[start]

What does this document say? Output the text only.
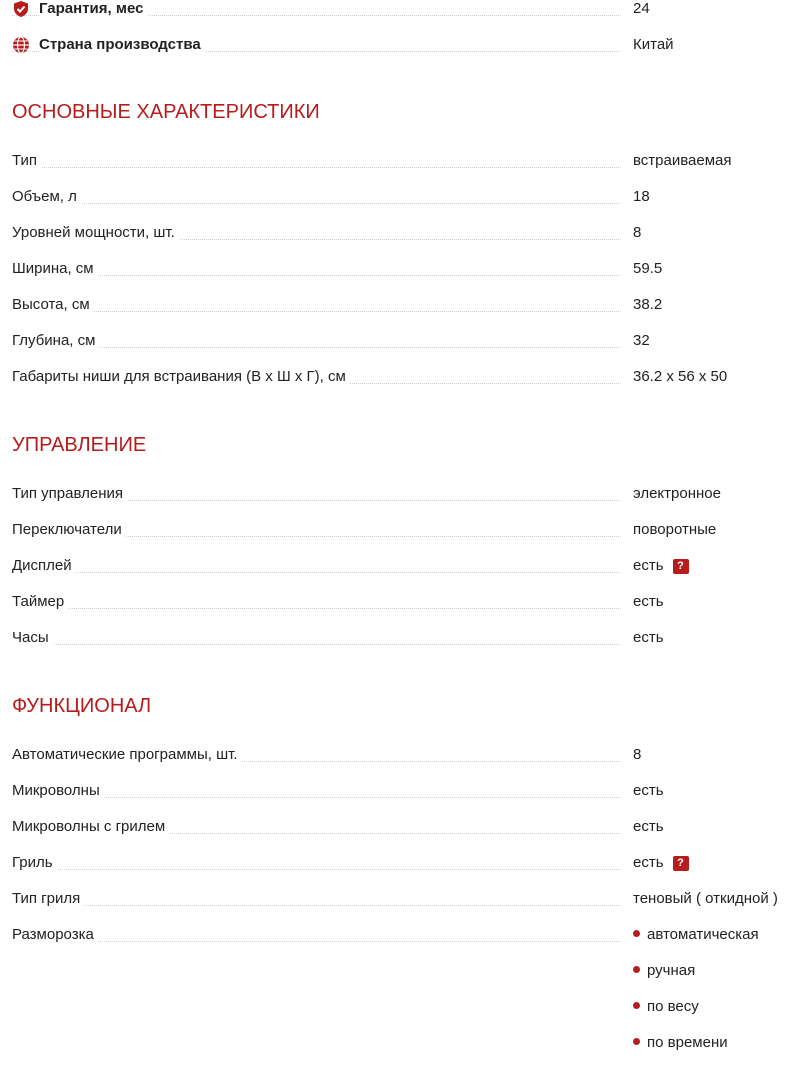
Гарантия, мес	24
Страна производства	Китай
ОСНОВНЫЕ ХАРАКТЕРИСТИКИ
Тип	встраиваемая
Объем, л	18
Уровней мощности, шт.	8
Ширина, см	59.5
Высота, см	38.2
Глубина, см	32
Габариты ниши для встраивания (В х Ш х Г), см	36.2 x 56 x 50
УПРАВЛЕНИЕ
Тип управления	электронное
Переключатели	поворотные
Дисплей	есть ?
Таймер	есть
Часы	есть
ФУНКЦИОНАЛ
Автоматические программы, шт.	8
Микроволны	есть
Микроволны с грилем	есть
Гриль	есть ?
Тип гриля	теновый ( откидной )
Разморозка	автоматическая
ручная
по весу
по времени
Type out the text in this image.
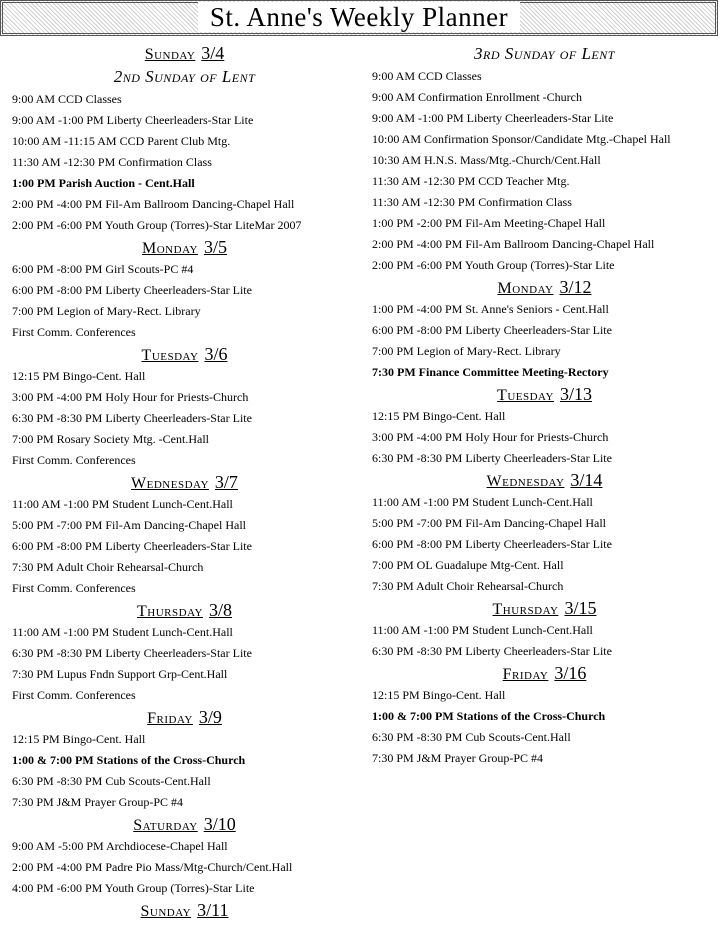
St. Anne's Weekly Planner
Sunday 3/4
2nd Sunday of Lent
9:00 AM CCD Classes
9:00 AM -1:00 PM Liberty Cheerleaders-Star Lite
10:00 AM -11:15 AM CCD Parent Club Mtg.
11:30 AM -12:30 PM Confirmation Class
1:00 PM Parish Auction - Cent.Hall
2:00 PM -4:00 PM Fil-Am Ballroom Dancing-Chapel Hall
2:00 PM -6:00 PM Youth Group (Torres)-Star LiteMar 2007
Monday 3/5
6:00 PM -8:00 PM Girl Scouts-PC #4
6:00 PM -8:00 PM Liberty Cheerleaders-Star Lite
7:00 PM Legion of Mary-Rect. Library
First Comm. Conferences
Tuesday 3/6
12:15 PM Bingo-Cent. Hall
3:00 PM -4:00 PM Holy Hour for Priests-Church
6:30 PM -8:30 PM Liberty Cheerleaders-Star Lite
7:00 PM Rosary Society Mtg. -Cent.Hall
First Comm. Conferences
Wednesday 3/7
11:00 AM -1:00 PM Student Lunch-Cent.Hall
5:00 PM -7:00 PM Fil-Am Dancing-Chapel Hall
6:00 PM -8:00 PM Liberty Cheerleaders-Star Lite
7:30 PM Adult Choir Rehearsal-Church
First Comm. Conferences
Thursday 3/8
11:00 AM -1:00 PM Student Lunch-Cent.Hall
6:30 PM -8:30 PM Liberty Cheerleaders-Star Lite
7:30 PM Lupus Fndn Support Grp-Cent.Hall
First Comm. Conferences
Friday 3/9
12:15 PM Bingo-Cent. Hall
1:00 & 7:00 PM Stations of the Cross-Church
6:30 PM -8:30 PM Cub Scouts-Cent.Hall
7:30 PM J&M Prayer Group-PC #4
Saturday 3/10
9:00 AM -5:00 PM Archdiocese-Chapel Hall
2:00 PM -4:00 PM Padre Pio Mass/Mtg-Church/Cent.Hall
4:00 PM -6:00 PM Youth Group (Torres)-Star Lite
Sunday 3/11
3rd Sunday of Lent
9:00 AM CCD Classes
9:00 AM Confirmation Enrollment -Church
9:00 AM -1:00 PM Liberty Cheerleaders-Star Lite
10:00 AM Confirmation Sponsor/Candidate Mtg.-Chapel Hall
10:30 AM H.N.S. Mass/Mtg.-Church/Cent.Hall
11:30 AM -12:30 PM CCD Teacher Mtg.
11:30 AM -12:30 PM Confirmation Class
1:00 PM -2:00 PM Fil-Am Meeting-Chapel Hall
2:00 PM -4:00 PM Fil-Am Ballroom Dancing-Chapel Hall
2:00 PM -6:00 PM Youth Group (Torres)-Star Lite
Monday 3/12
1:00 PM -4:00 PM St. Anne's Seniors - Cent.Hall
6:00 PM -8:00 PM Liberty Cheerleaders-Star Lite
7:00 PM Legion of Mary-Rect. Library
7:30 PM Finance Committee Meeting-Rectory
Tuesday 3/13
12:15 PM Bingo-Cent. Hall
3:00 PM -4:00 PM Holy Hour for Priests-Church
6:30 PM -8:30 PM Liberty Cheerleaders-Star Lite
Wednesday 3/14
11:00 AM -1:00 PM Student Lunch-Cent.Hall
5:00 PM -7:00 PM Fil-Am Dancing-Chapel Hall
6:00 PM -8:00 PM Liberty Cheerleaders-Star Lite
7:00 PM OL Guadalupe Mtg-Cent. Hall
7:30 PM Adult Choir Rehearsal-Church
Thursday 3/15
11:00 AM -1:00 PM Student Lunch-Cent.Hall
6:30 PM -8:30 PM Liberty Cheerleaders-Star Lite
Friday 3/16
12:15 PM Bingo-Cent. Hall
1:00 & 7:00 PM Stations of the Cross-Church
6:30 PM -8:30 PM Cub Scouts-Cent.Hall
7:30 PM J&M Prayer Group-PC #4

[end]

Do this = Each record must be quoted in full and exactly. Do not include the pictures.

Reply =
What does this document say? Output the text only.
Гарантия, мес	24
Страна производства	Китай
ОСНОВНЫЕ ХАРАКТЕРИСТИКИ
Тип	встраиваемая
Объем, л	18
Уровней мощности, шт.	8
Ширина, см	59.5
Высота, см	38.2
Глубина, см	32
Габариты ниши для встраивания (В х Ш х Г), см	36.2 x 56 x 50
УПРАВЛЕНИЕ
Тип управления	электронное
Переключатели	поворотные
Дисплей	есть ?
Таймер	есть
Часы	есть
ФУНКЦИОНАЛ
Автоматические программы, шт.	8
Микроволны	есть
Микроволны с грилем	есть
Гриль	есть ?
Тип гриля	теновый ( откидной )
Разморозка	автоматическая
ручная
по весу
по времени
Type out the text in this image.
St. Anne's Weekly Planner
Sunday 3/4
2nd Sunday of Lent
9:00 AM CCD Classes
9:00 AM -1:00 PM Liberty Cheerleaders-Star Lite
10:00 AM -11:15 AM CCD Parent Club Mtg.
11:30 AM -12:30 PM Confirmation Class
1:00 PM Parish Auction - Cent.Hall
2:00 PM -4:00 PM Fil-Am Ballroom Dancing-Chapel Hall
2:00 PM -6:00 PM Youth Group (Torres)-Star LiteMar 2007
Monday 3/5
6:00 PM -8:00 PM Girl Scouts-PC #4
6:00 PM -8:00 PM Liberty Cheerleaders-Star Lite
7:00 PM Legion of Mary-Rect. Library
First Comm. Conferences
Tuesday 3/6
12:15 PM Bingo-Cent. Hall
3:00 PM -4:00 PM Holy Hour for Priests-Church
6:30 PM -8:30 PM Liberty Cheerleaders-Star Lite
7:00 PM Rosary Society Mtg. -Cent.Hall
First Comm. Conferences
Wednesday 3/7
11:00 AM -1:00 PM Student Lunch-Cent.Hall
5:00 PM -7:00 PM Fil-Am Dancing-Chapel Hall
6:00 PM -8:00 PM Liberty Cheerleaders-Star Lite
7:30 PM Adult Choir Rehearsal-Church
First Comm. Conferences
Thursday 3/8
11:00 AM -1:00 PM Student Lunch-Cent.Hall
6:30 PM -8:30 PM Liberty Cheerleaders-Star Lite
7:30 PM Lupus Fndn Support Grp-Cent.Hall
First Comm. Conferences
Friday 3/9
12:15 PM Bingo-Cent. Hall
1:00 & 7:00 PM Stations of the Cross-Church
6:30 PM -8:30 PM Cub Scouts-Cent.Hall
7:30 PM J&M Prayer Group-PC #4
Saturday 3/10
9:00 AM -5:00 PM Archdiocese-Chapel Hall
2:00 PM -4:00 PM Padre Pio Mass/Mtg-Church/Cent.Hall
4:00 PM -6:00 PM Youth Group (Torres)-Star Lite
Sunday 3/11
3rd Sunday of Lent
9:00 AM CCD Classes
9:00 AM Confirmation Enrollment -Church
9:00 AM -1:00 PM Liberty Cheerleaders-Star Lite
10:00 AM Confirmation Sponsor/Candidate Mtg.-Chapel Hall
10:30 AM H.N.S. Mass/Mtg.-Church/Cent.Hall
11:30 AM -12:30 PM CCD Teacher Mtg.
11:30 AM -12:30 PM Confirmation Class
1:00 PM -2:00 PM Fil-Am Meeting-Chapel Hall
2:00 PM -4:00 PM Fil-Am Ballroom Dancing-Chapel Hall
2:00 PM -6:00 PM Youth Group (Torres)-Star Lite
Monday 3/12
1:00 PM -4:00 PM St. Anne's Seniors - Cent.Hall
6:00 PM -8:00 PM Liberty Cheerleaders-Star Lite
7:00 PM Legion of Mary-Rect. Library
7:30 PM Finance Committee Meeting-Rectory
Tuesday 3/13
12:15 PM Bingo-Cent. Hall
3:00 PM -4:00 PM Holy Hour for Priests-Church
6:30 PM -8:30 PM Liberty Cheerleaders-Star Lite
Wednesday 3/14
11:00 AM -1:00 PM Student Lunch-Cent.Hall
5:00 PM -7:00 PM Fil-Am Dancing-Chapel Hall
6:00 PM -8:00 PM Liberty Cheerleaders-Star Lite
7:00 PM OL Guadalupe Mtg-Cent. Hall
7:30 PM Adult Choir Rehearsal-Church
Thursday 3/15
11:00 AM -1:00 PM Student Lunch-Cent.Hall
6:30 PM -8:30 PM Liberty Cheerleaders-Star Lite
Friday 3/16
12:15 PM Bingo-Cent. Hall
1:00 & 7:00 PM Stations of the Cross-Church
6:30 PM -8:30 PM Cub Scouts-Cent.Hall
7:30 PM J&M Prayer Group-PC #4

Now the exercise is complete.